Records from a data collection:
□ □ □ □ □ □ □

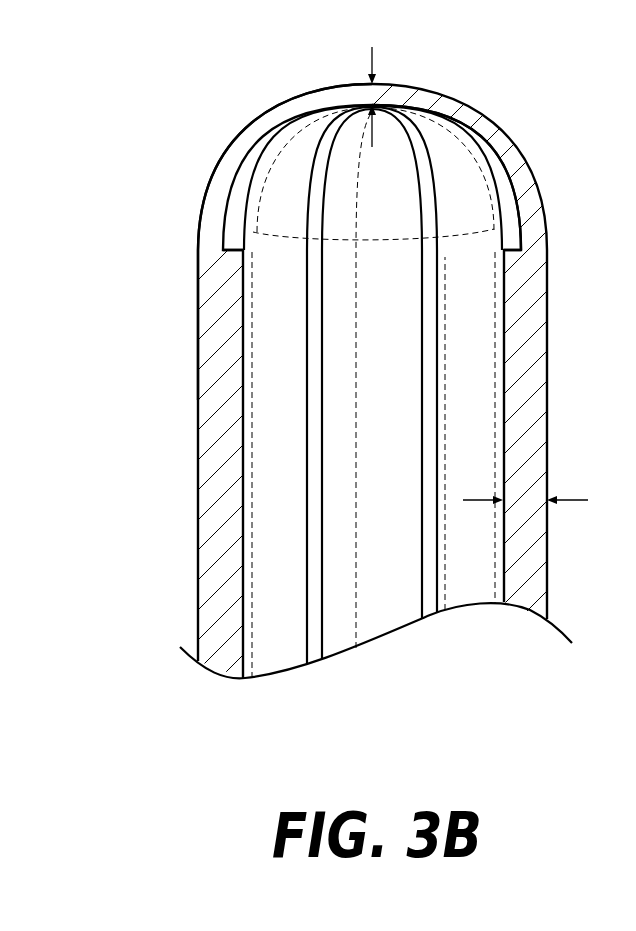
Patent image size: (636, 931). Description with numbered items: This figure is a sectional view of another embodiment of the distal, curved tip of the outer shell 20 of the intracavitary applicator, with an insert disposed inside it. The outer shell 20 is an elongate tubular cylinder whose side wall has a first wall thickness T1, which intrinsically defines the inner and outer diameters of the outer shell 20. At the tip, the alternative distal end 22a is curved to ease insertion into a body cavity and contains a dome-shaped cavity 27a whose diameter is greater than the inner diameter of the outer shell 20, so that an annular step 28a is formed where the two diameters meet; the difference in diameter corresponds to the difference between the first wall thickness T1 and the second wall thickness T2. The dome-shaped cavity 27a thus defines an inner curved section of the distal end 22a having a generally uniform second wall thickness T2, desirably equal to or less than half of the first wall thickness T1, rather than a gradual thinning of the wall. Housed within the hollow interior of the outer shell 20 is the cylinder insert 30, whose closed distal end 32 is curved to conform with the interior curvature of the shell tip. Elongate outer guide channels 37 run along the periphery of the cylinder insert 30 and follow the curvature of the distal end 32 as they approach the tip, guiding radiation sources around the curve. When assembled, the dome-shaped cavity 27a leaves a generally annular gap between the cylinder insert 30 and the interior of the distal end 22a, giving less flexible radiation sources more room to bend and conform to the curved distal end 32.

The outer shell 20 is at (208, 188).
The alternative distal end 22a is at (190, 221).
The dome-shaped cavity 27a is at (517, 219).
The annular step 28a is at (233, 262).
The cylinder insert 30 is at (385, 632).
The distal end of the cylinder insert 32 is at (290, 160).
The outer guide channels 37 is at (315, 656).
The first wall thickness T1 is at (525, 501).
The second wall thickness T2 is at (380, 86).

□ □ □ □ □ □ □

--- What needs to be done ---
Please repeat the lines of every entry above word for word, leaving out the pictures.

--- Solved exercise ---
Patent image size: (636, 931). Description with numbered items: This figure is a sectional view of another embodiment of the distal, curved tip of the outer shell 20 of the intracavitary applicator, with an insert disposed inside it. The outer shell 20 is an elongate tubular cylinder whose side wall has a first wall thickness T1, which intrinsically defines the inner and outer diameters of the outer shell 20. At the tip, the alternative distal end 22a is curved to ease insertion into a body cavity and contains a dome-shaped cavity 27a whose diameter is greater than the inner diameter of the outer shell 20, so that an annular step 28a is formed where the two diameters meet; the difference in diameter corresponds to the difference between the first wall thickness T1 and the second wall thickness T2. The dome-shaped cavity 27a thus defines an inner curved section of the distal end 22a having a generally uniform second wall thickness T2, desirably equal to or less than half of the first wall thickness T1, rather than a gradual thinning of the wall. Housed within the hollow interior of the outer shell 20 is the cylinder insert 30, whose closed distal end 32 is curved to conform with the interior curvature of the shell tip. Elongate outer guide channels 37 run along the periphery of the cylinder insert 30 and follow the curvature of the distal end 32 as they approach the tip, guiding radiation sources around the curve. When assembled, the dome-shaped cavity 27a leaves a generally annular gap between the cylinder insert 30 and the interior of the distal end 22a, giving less flexible radiation sources more room to bend and conform to the curved distal end 32.

The outer shell 20 is at (208, 188).
The alternative distal end 22a is at (190, 221).
The dome-shaped cavity 27a is at (517, 219).
The annular step 28a is at (233, 262).
The cylinder insert 30 is at (385, 632).
The distal end of the cylinder insert 32 is at (290, 160).
The outer guide channels 37 is at (315, 656).
The first wall thickness T1 is at (525, 501).
The second wall thickness T2 is at (380, 86).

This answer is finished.